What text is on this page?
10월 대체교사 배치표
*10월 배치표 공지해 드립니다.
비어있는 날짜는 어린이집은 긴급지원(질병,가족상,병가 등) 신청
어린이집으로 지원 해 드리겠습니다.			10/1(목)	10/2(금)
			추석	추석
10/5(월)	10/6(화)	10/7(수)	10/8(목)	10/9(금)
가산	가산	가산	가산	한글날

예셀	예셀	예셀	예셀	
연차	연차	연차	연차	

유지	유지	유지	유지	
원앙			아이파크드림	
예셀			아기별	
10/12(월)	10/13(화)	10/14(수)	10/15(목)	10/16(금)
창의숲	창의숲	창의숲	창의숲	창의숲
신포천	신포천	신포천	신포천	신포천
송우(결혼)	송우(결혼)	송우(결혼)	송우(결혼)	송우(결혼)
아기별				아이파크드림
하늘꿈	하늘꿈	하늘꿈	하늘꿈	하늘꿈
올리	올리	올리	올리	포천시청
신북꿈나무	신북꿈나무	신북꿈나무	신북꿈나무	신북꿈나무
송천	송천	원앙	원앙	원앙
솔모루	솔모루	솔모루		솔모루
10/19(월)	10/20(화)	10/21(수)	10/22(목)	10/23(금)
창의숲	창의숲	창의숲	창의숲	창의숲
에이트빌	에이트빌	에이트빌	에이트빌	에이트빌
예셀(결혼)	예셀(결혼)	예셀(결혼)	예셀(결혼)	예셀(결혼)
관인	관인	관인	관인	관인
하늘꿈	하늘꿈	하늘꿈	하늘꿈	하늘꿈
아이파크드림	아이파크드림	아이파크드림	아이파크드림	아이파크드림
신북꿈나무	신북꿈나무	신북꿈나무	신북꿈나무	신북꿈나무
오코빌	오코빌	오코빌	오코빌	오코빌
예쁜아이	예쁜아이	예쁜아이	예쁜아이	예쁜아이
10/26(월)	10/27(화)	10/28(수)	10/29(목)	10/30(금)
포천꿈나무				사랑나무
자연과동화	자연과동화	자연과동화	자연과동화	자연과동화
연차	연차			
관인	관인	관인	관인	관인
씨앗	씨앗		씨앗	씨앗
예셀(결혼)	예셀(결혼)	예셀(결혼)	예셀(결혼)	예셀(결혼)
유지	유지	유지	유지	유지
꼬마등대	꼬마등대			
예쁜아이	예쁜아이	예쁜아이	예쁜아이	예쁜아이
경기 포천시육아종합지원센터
◇ ◇ ◇ ◇ ◇ ◇ ◇
Write out all records exactly, keeping every detail.

* _Reply_
What text is on this page?
10월 대체교사 배치표
*10월 배치표 공지해 드립니다.
비어있는 날짜는 어린이집은 긴급지원(질병,가족상,병가 등) 신청
어린이집으로 지원 해 드리겠습니다.			10/1(목)	10/2(금)
			추석	추석
10/5(월)	10/6(화)	10/7(수)	10/8(목)	10/9(금)
가산	가산	가산	가산	한글날

예셀	예셀	예셀	예셀	
연차	연차	연차	연차	

유지	유지	유지	유지	
원앙			아이파크드림	
예셀			아기별	
10/12(월)	10/13(화)	10/14(수)	10/15(목)	10/16(금)
창의숲	창의숲	창의숲	창의숲	창의숲
신포천	신포천	신포천	신포천	신포천
송우(결혼)	송우(결혼)	송우(결혼)	송우(결혼)	송우(결혼)
아기별				아이파크드림
하늘꿈	하늘꿈	하늘꿈	하늘꿈	하늘꿈
올리	올리	올리	올리	포천시청
신북꿈나무	신북꿈나무	신북꿈나무	신북꿈나무	신북꿈나무
송천	송천	원앙	원앙	원앙
솔모루	솔모루	솔모루		솔모루
10/19(월)	10/20(화)	10/21(수)	10/22(목)	10/23(금)
창의숲	창의숲	창의숲	창의숲	창의숲
에이트빌	에이트빌	에이트빌	에이트빌	에이트빌
예셀(결혼)	예셀(결혼)	예셀(결혼)	예셀(결혼)	예셀(결혼)
관인	관인	관인	관인	관인
하늘꿈	하늘꿈	하늘꿈	하늘꿈	하늘꿈
아이파크드림	아이파크드림	아이파크드림	아이파크드림	아이파크드림
신북꿈나무	신북꿈나무	신북꿈나무	신북꿈나무	신북꿈나무
오코빌	오코빌	오코빌	오코빌	오코빌
예쁜아이	예쁜아이	예쁜아이	예쁜아이	예쁜아이
10/26(월)	10/27(화)	10/28(수)	10/29(목)	10/30(금)
포천꿈나무				사랑나무
자연과동화	자연과동화	자연과동화	자연과동화	자연과동화
연차	연차			
관인	관인	관인	관인	관인
씨앗	씨앗		씨앗	씨앗
예셀(결혼)	예셀(결혼)	예셀(결혼)	예셀(결혼)	예셀(결혼)
유지	유지	유지	유지	유지
꼬마등대	꼬마등대			
예쁜아이	예쁜아이	예쁜아이	예쁜아이	예쁜아이
경기 포천시육아종합지원센터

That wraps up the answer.